PROVIDED DATA:
------------------------------
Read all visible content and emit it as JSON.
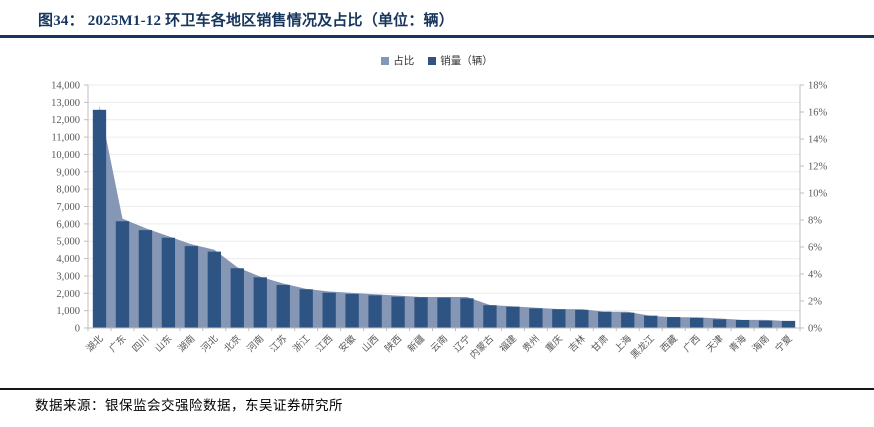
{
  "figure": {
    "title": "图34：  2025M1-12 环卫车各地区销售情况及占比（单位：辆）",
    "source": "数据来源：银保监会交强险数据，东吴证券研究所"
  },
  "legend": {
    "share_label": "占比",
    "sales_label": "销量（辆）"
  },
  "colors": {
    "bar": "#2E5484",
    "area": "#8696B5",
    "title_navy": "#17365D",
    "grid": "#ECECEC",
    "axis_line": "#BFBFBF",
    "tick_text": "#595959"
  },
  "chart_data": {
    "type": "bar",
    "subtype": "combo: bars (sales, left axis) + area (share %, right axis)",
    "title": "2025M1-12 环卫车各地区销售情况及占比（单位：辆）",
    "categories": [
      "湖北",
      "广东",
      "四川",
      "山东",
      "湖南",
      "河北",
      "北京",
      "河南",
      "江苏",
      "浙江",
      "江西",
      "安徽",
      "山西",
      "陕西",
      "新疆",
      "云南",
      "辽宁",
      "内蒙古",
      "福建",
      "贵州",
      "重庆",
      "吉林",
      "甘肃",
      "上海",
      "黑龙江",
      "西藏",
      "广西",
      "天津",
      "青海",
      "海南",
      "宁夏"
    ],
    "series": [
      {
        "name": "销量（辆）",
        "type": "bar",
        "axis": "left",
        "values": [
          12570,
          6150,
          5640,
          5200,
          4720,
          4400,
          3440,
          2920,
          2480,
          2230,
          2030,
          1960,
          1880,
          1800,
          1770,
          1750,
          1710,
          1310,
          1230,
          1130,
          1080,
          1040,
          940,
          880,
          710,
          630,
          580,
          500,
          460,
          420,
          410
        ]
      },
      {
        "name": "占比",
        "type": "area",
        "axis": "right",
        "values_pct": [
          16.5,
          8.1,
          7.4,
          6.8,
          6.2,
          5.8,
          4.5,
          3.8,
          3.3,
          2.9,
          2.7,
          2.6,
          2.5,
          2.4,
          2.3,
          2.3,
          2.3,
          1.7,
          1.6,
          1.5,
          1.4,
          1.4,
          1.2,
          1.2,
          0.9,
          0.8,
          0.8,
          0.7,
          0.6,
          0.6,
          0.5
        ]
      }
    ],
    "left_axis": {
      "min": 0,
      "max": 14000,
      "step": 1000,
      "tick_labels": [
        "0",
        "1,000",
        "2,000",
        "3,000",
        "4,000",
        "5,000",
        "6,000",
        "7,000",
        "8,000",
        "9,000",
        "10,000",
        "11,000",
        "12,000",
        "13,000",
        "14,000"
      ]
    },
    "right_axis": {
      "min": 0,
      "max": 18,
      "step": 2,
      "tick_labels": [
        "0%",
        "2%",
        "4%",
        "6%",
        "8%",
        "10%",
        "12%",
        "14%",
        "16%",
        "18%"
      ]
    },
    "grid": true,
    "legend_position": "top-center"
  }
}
------------------------------
Keep the pictures out of your copy, and repeat every entry above exactly.

Read all visible content and emit it as JSON.
{
  "figure": {
    "title": "图34：  2025M1-12 环卫车各地区销售情况及占比（单位：辆）",
    "source": "数据来源：银保监会交强险数据，东吴证券研究所"
  },
  "legend": {
    "share_label": "占比",
    "sales_label": "销量（辆）"
  },
  "colors": {
    "bar": "#2E5484",
    "area": "#8696B5",
    "title_navy": "#17365D",
    "grid": "#ECECEC",
    "axis_line": "#BFBFBF",
    "tick_text": "#595959"
  },
  "chart_data": {
    "type": "bar",
    "subtype": "combo: bars (sales, left axis) + area (share %, right axis)",
    "title": "2025M1-12 环卫车各地区销售情况及占比（单位：辆）",
    "categories": [
      "湖北",
      "广东",
      "四川",
      "山东",
      "湖南",
      "河北",
      "北京",
      "河南",
      "江苏",
      "浙江",
      "江西",
      "安徽",
      "山西",
      "陕西",
      "新疆",
      "云南",
      "辽宁",
      "内蒙古",
      "福建",
      "贵州",
      "重庆",
      "吉林",
      "甘肃",
      "上海",
      "黑龙江",
      "西藏",
      "广西",
      "天津",
      "青海",
      "海南",
      "宁夏"
    ],
    "series": [
      {
        "name": "销量（辆）",
        "type": "bar",
        "axis": "left",
        "values": [
          12570,
          6150,
          5640,
          5200,
          4720,
          4400,
          3440,
          2920,
          2480,
          2230,
          2030,
          1960,
          1880,
          1800,
          1770,
          1750,
          1710,
          1310,
          1230,
          1130,
          1080,
          1040,
          940,
          880,
          710,
          630,
          580,
          500,
          460,
          420,
          410
        ]
      },
      {
        "name": "占比",
        "type": "area",
        "axis": "right",
        "values_pct": [
          16.5,
          8.1,
          7.4,
          6.8,
          6.2,
          5.8,
          4.5,
          3.8,
          3.3,
          2.9,
          2.7,
          2.6,
          2.5,
          2.4,
          2.3,
          2.3,
          2.3,
          1.7,
          1.6,
          1.5,
          1.4,
          1.4,
          1.2,
          1.2,
          0.9,
          0.8,
          0.8,
          0.7,
          0.6,
          0.6,
          0.5
        ]
      }
    ],
    "left_axis": {
      "min": 0,
      "max": 14000,
      "step": 1000,
      "tick_labels": [
        "0",
        "1,000",
        "2,000",
        "3,000",
        "4,000",
        "5,000",
        "6,000",
        "7,000",
        "8,000",
        "9,000",
        "10,000",
        "11,000",
        "12,000",
        "13,000",
        "14,000"
      ]
    },
    "right_axis": {
      "min": 0,
      "max": 18,
      "step": 2,
      "tick_labels": [
        "0%",
        "2%",
        "4%",
        "6%",
        "8%",
        "10%",
        "12%",
        "14%",
        "16%",
        "18%"
      ]
    },
    "grid": true,
    "legend_position": "top-center"
  }
}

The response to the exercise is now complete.